Find the lines holding the string "Overall" in the data, then copy all of them.

[Figure contents as structured data]
------------------------------------------------

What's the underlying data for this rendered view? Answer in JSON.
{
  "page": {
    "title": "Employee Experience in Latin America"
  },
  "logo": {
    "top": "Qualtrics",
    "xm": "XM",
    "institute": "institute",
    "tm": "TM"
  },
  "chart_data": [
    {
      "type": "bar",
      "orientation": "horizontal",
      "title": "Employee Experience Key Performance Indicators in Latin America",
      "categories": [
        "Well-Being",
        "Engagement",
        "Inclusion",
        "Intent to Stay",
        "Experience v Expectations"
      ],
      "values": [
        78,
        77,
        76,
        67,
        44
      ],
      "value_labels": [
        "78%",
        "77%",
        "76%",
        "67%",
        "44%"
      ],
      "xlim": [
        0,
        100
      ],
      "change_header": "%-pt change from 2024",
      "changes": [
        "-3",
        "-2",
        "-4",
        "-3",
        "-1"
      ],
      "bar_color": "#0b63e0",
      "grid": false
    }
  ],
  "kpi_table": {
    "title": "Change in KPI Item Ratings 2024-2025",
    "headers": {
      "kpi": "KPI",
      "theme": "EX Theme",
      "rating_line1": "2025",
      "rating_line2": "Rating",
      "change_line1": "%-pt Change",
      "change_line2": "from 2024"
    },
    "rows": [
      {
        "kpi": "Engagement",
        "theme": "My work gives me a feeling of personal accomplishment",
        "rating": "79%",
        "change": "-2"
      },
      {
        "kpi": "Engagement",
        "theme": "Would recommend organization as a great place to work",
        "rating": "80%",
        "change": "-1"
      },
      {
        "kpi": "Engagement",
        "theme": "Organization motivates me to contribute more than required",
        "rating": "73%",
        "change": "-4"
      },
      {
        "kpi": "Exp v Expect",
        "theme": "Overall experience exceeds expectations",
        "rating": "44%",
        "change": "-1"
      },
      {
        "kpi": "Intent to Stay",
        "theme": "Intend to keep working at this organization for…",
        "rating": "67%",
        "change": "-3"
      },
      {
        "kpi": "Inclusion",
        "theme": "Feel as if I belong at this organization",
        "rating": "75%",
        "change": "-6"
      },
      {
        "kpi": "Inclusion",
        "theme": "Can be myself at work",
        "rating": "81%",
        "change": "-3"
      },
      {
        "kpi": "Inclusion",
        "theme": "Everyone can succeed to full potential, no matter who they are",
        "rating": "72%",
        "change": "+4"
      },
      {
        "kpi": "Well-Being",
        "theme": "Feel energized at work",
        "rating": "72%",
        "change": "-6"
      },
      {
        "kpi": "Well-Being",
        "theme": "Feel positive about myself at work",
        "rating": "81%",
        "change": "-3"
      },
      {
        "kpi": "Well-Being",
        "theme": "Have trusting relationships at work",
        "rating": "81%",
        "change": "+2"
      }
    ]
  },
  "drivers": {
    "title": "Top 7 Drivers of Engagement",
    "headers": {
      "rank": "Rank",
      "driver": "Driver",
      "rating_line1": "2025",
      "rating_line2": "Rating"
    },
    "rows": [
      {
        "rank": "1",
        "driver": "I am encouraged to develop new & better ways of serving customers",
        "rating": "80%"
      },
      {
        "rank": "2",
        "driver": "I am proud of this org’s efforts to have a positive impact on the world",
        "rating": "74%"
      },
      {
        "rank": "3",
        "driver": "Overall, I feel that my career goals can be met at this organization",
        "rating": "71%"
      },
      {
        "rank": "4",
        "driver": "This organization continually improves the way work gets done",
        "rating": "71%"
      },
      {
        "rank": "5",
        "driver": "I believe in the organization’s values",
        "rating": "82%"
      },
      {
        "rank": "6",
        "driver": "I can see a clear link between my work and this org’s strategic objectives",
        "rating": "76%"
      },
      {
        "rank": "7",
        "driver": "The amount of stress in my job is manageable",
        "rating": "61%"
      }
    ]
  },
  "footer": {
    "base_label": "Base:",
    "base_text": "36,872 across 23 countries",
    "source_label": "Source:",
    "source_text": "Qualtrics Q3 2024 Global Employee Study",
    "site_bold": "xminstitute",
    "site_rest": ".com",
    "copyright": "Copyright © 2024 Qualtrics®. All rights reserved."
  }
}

------------------------------------------------

## Exercise result:
        "theme": "Overall experience exceeds expectations",
        "driver": "Overall, I feel that my career goals can be met at this organization",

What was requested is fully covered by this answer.